## Start DATA FOR THE TASK

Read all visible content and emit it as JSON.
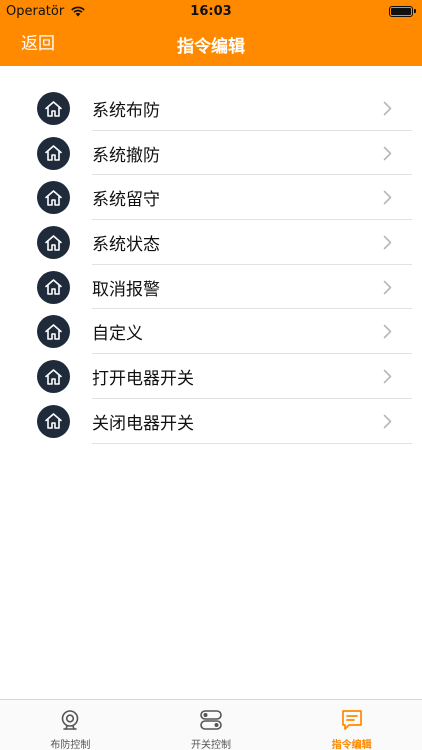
{
  "status_bar": {
    "carrier": "Operatör",
    "time": "16:03"
  },
  "nav": {
    "back_label": "返回",
    "title": "指令编辑"
  },
  "list": {
    "items": [
      {
        "label": "系统布防",
        "icon": "home-icon"
      },
      {
        "label": "系统撤防",
        "icon": "home-icon"
      },
      {
        "label": "系统留守",
        "icon": "home-icon"
      },
      {
        "label": "系统状态",
        "icon": "home-icon"
      },
      {
        "label": "取消报警",
        "icon": "home-icon"
      },
      {
        "label": "自定义",
        "icon": "home-icon"
      },
      {
        "label": "打开电器开关",
        "icon": "home-icon"
      },
      {
        "label": "关闭电器开关",
        "icon": "home-icon"
      }
    ]
  },
  "tab_bar": {
    "tabs": [
      {
        "label": "布防控制",
        "icon": "camera-icon",
        "active": false
      },
      {
        "label": "开关控制",
        "icon": "switch-icon",
        "active": false
      },
      {
        "label": "指令编辑",
        "icon": "message-icon",
        "active": true
      }
    ]
  },
  "colors": {
    "accent": "#FF8A00",
    "icon_bg": "#1f2a3a",
    "active_tab": "#FF8A00",
    "inactive_tab": "#555555"
  }
}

## End DATA FOR THE TASK

**EXERCISE GOAL:** All records should be output exactly, with the pictures left out.

**FULL OUTPUT:**
Read all visible content and emit it as JSON.
{
  "status_bar": {
    "carrier": "Operatör",
    "time": "16:03"
  },
  "nav": {
    "back_label": "返回",
    "title": "指令编辑"
  },
  "list": {
    "items": [
      {
        "label": "系统布防",
        "icon": "home-icon"
      },
      {
        "label": "系统撤防",
        "icon": "home-icon"
      },
      {
        "label": "系统留守",
        "icon": "home-icon"
      },
      {
        "label": "系统状态",
        "icon": "home-icon"
      },
      {
        "label": "取消报警",
        "icon": "home-icon"
      },
      {
        "label": "自定义",
        "icon": "home-icon"
      },
      {
        "label": "打开电器开关",
        "icon": "home-icon"
      },
      {
        "label": "关闭电器开关",
        "icon": "home-icon"
      }
    ]
  },
  "tab_bar": {
    "tabs": [
      {
        "label": "布防控制",
        "icon": "camera-icon",
        "active": false
      },
      {
        "label": "开关控制",
        "icon": "switch-icon",
        "active": false
      },
      {
        "label": "指令编辑",
        "icon": "message-icon",
        "active": true
      }
    ]
  },
  "colors": {
    "accent": "#FF8A00",
    "icon_bg": "#1f2a3a",
    "active_tab": "#FF8A00",
    "inactive_tab": "#555555"
  }
}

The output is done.